▶ **WHAT TO PRODUCE**
Repeat the lines below exactly as they appear, but leave out the images.

▶ **GIVEN RECORDS**
- - -

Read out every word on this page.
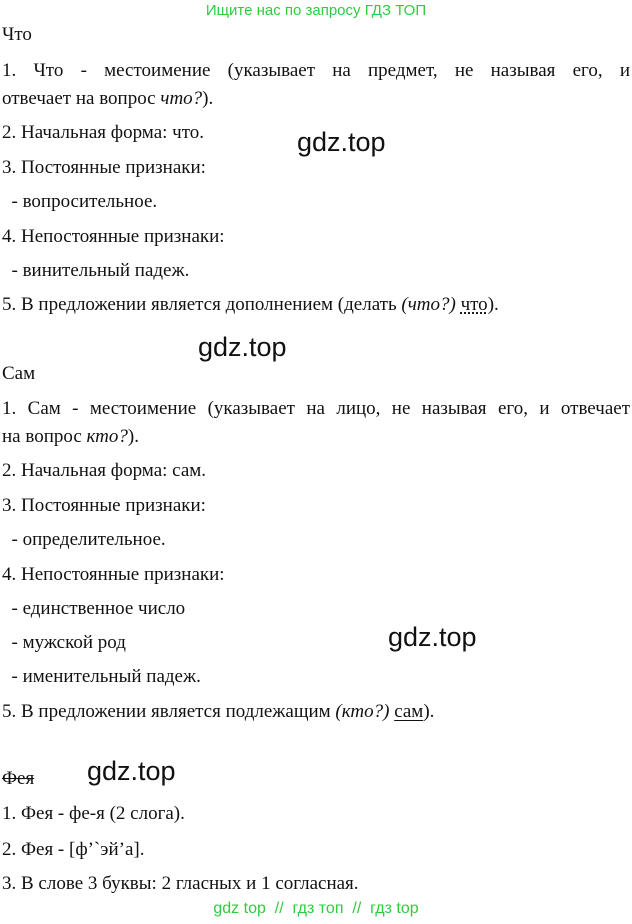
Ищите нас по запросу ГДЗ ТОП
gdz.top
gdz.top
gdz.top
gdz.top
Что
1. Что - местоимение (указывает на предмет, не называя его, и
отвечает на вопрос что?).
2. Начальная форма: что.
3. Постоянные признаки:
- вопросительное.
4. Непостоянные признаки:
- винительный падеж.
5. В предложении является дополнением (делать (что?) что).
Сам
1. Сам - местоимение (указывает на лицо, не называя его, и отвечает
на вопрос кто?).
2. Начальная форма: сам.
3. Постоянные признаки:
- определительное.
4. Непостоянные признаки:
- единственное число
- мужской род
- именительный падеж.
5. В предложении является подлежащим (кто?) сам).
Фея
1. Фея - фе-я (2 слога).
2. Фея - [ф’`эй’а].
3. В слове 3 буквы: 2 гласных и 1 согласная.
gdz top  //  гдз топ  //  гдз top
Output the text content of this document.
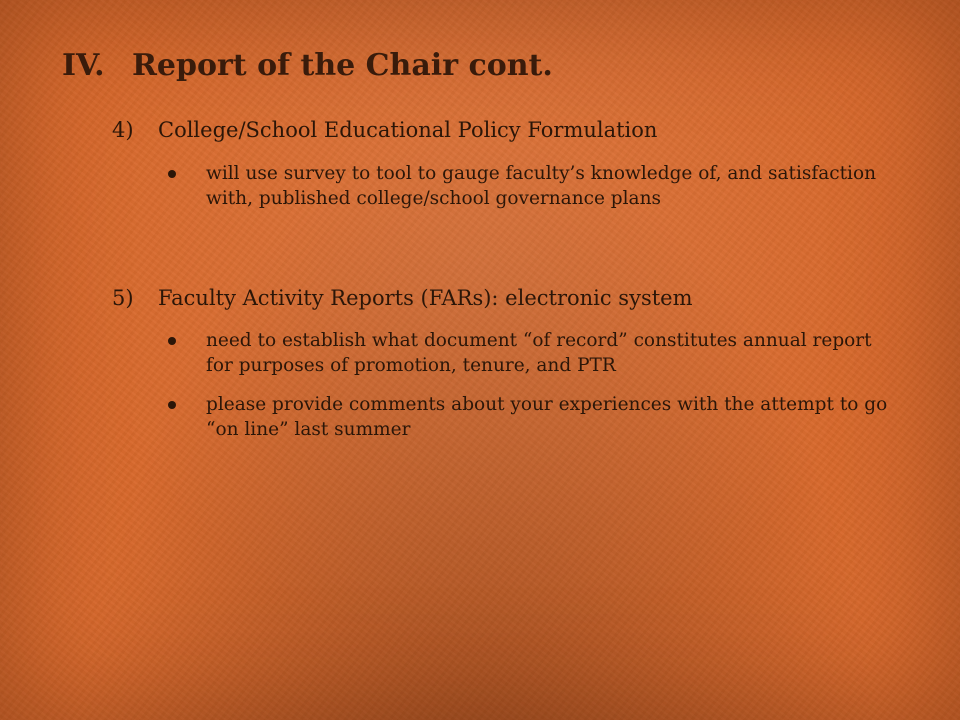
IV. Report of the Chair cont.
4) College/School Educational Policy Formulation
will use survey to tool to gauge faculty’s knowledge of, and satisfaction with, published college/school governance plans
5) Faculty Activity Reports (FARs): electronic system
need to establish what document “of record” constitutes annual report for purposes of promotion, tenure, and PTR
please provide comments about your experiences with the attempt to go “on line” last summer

- - -

▶ **RESULT**
Read out every word on this page.
Ищите нас по запросу ГДЗ ТОП
gdz.top
gdz.top
gdz.top
gdz.top
Что
1. Что - местоимение (указывает на предмет, не называя его, и
отвечает на вопрос что?).
2. Начальная форма: что.
3. Постоянные признаки:
- вопросительное.
4. Непостоянные признаки:
- винительный падеж.
5. В предложении является дополнением (делать (что?) что).
Сам
1. Сам - местоимение (указывает на лицо, не называя его, и отвечает
на вопрос кто?).
2. Начальная форма: сам.
3. Постоянные признаки:
- определительное.
4. Непостоянные признаки:
- единственное число
- мужской род
- именительный падеж.
5. В предложении является подлежащим (кто?) сам).
Фея
1. Фея - фе-я (2 слога).
2. Фея - [ф’`эй’а].
3. В слове 3 буквы: 2 гласных и 1 согласная.
gdz top  //  гдз топ  //  гдз top
Output the text content of this document.
IV. Report of the Chair cont.
4) College/School Educational Policy Formulation
will use survey to tool to gauge faculty’s knowledge of, and satisfaction with, published college/school governance plans
5) Faculty Activity Reports (FARs): electronic system
need to establish what document “of record” constitutes annual report for purposes of promotion, tenure, and PTR
please provide comments about your experiences with the attempt to go “on line” last summer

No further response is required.